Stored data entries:
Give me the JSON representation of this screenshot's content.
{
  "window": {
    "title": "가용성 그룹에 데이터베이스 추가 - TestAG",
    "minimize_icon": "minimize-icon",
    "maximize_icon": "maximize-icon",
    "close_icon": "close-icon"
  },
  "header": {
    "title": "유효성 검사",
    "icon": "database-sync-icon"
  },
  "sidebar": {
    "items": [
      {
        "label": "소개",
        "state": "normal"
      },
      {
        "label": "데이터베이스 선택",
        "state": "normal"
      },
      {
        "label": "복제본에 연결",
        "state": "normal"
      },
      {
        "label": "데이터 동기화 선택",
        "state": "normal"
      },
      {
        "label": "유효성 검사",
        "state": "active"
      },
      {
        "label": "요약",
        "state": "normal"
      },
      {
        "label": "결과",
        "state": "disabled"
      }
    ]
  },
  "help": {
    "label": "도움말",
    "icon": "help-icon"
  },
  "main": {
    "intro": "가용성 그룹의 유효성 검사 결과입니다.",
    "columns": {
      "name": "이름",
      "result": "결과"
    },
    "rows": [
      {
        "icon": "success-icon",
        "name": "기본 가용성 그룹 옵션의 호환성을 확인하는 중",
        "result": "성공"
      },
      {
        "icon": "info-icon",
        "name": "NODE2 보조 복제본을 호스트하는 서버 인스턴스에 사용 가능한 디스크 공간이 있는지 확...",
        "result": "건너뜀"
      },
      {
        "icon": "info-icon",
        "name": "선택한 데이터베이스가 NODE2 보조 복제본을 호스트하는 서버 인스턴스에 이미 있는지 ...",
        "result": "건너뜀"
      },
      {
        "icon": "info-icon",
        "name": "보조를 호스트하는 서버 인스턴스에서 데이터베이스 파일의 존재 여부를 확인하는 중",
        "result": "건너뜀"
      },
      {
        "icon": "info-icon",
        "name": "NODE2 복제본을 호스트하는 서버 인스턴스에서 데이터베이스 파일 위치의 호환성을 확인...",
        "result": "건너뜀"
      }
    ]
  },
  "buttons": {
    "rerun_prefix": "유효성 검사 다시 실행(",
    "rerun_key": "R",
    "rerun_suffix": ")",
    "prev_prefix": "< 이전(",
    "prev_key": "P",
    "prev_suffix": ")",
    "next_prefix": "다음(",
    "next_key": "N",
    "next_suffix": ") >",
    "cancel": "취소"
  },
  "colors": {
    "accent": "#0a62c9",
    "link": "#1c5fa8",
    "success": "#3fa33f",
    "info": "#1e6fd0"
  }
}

§ **REQUIREMENT**
Please repeat the material above, word for word and in full.

§ **TASK OUTPUT**
Give me the JSON representation of this screenshot's content.
{
  "window": {
    "title": "가용성 그룹에 데이터베이스 추가 - TestAG",
    "minimize_icon": "minimize-icon",
    "maximize_icon": "maximize-icon",
    "close_icon": "close-icon"
  },
  "header": {
    "title": "유효성 검사",
    "icon": "database-sync-icon"
  },
  "sidebar": {
    "items": [
      {
        "label": "소개",
        "state": "normal"
      },
      {
        "label": "데이터베이스 선택",
        "state": "normal"
      },
      {
        "label": "복제본에 연결",
        "state": "normal"
      },
      {
        "label": "데이터 동기화 선택",
        "state": "normal"
      },
      {
        "label": "유효성 검사",
        "state": "active"
      },
      {
        "label": "요약",
        "state": "normal"
      },
      {
        "label": "결과",
        "state": "disabled"
      }
    ]
  },
  "help": {
    "label": "도움말",
    "icon": "help-icon"
  },
  "main": {
    "intro": "가용성 그룹의 유효성 검사 결과입니다.",
    "columns": {
      "name": "이름",
      "result": "결과"
    },
    "rows": [
      {
        "icon": "success-icon",
        "name": "기본 가용성 그룹 옵션의 호환성을 확인하는 중",
        "result": "성공"
      },
      {
        "icon": "info-icon",
        "name": "NODE2 보조 복제본을 호스트하는 서버 인스턴스에 사용 가능한 디스크 공간이 있는지 확...",
        "result": "건너뜀"
      },
      {
        "icon": "info-icon",
        "name": "선택한 데이터베이스가 NODE2 보조 복제본을 호스트하는 서버 인스턴스에 이미 있는지 ...",
        "result": "건너뜀"
      },
      {
        "icon": "info-icon",
        "name": "보조를 호스트하는 서버 인스턴스에서 데이터베이스 파일의 존재 여부를 확인하는 중",
        "result": "건너뜀"
      },
      {
        "icon": "info-icon",
        "name": "NODE2 복제본을 호스트하는 서버 인스턴스에서 데이터베이스 파일 위치의 호환성을 확인...",
        "result": "건너뜀"
      }
    ]
  },
  "buttons": {
    "rerun_prefix": "유효성 검사 다시 실행(",
    "rerun_key": "R",
    "rerun_suffix": ")",
    "prev_prefix": "< 이전(",
    "prev_key": "P",
    "prev_suffix": ")",
    "next_prefix": "다음(",
    "next_key": "N",
    "next_suffix": ") >",
    "cancel": "취소"
  },
  "colors": {
    "accent": "#0a62c9",
    "link": "#1c5fa8",
    "success": "#3fa33f",
    "info": "#1e6fd0"
  }
}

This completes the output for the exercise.